STATED GOAL: Return every record below exactly as written, omitting any pictures.

## Start

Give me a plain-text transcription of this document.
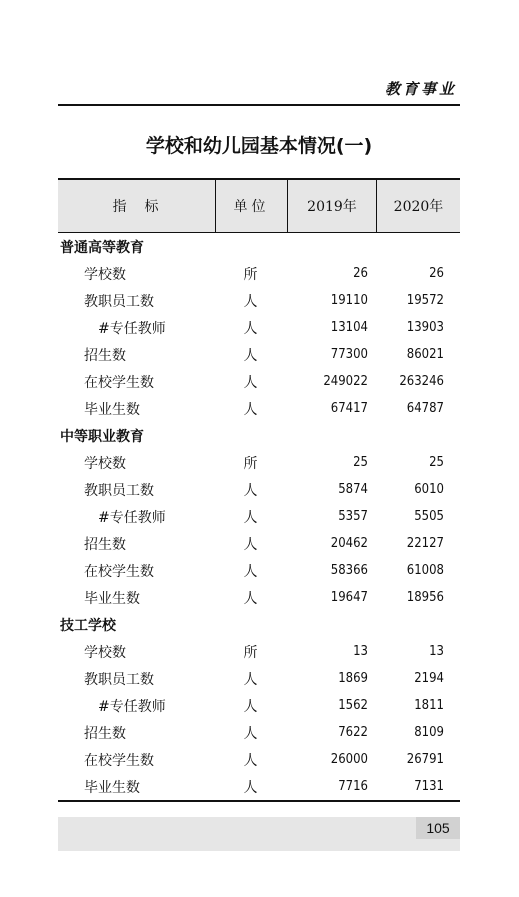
教育事业
学校和幼儿园基本情况(一)
指　标	单位	2019年	2020年
普通高等教育
学校数	所	26	26
教职员工数	人	19110	19572
#专任教师	人	13104	13903
招生数	人	77300	86021
在校学生数	人	249022	263246
毕业生数	人	67417	64787
中等职业教育
学校数	所	25	25
教职员工数	人	5874	6010
#专任教师	人	5357	5505
招生数	人	20462	22127
在校学生数	人	58366	61008
毕业生数	人	19647	18956
技工学校
学校数	所	13	13
教职员工数	人	1869	2194
#专任教师	人	1562	1811
招生数	人	7622	8109
在校学生数	人	26000	26791
毕业生数	人	7716	7131
105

## End

ANSWER BELOW:
Give me a plain-text transcription of this document.
教育事业
学校和幼儿园基本情况(一)
指　标	单位	2019年	2020年
普通高等教育
学校数	所	26	26
教职员工数	人	19110	19572
#专任教师	人	13104	13903
招生数	人	77300	86021
在校学生数	人	249022	263246
毕业生数	人	67417	64787
中等职业教育
学校数	所	25	25
教职员工数	人	5874	6010
#专任教师	人	5357	5505
招生数	人	20462	22127
在校学生数	人	58366	61008
毕业生数	人	19647	18956
技工学校
学校数	所	13	13
教职员工数	人	1869	2194
#专任教师	人	1562	1811
招生数	人	7622	8109
在校学生数	人	26000	26791
毕业生数	人	7716	7131
105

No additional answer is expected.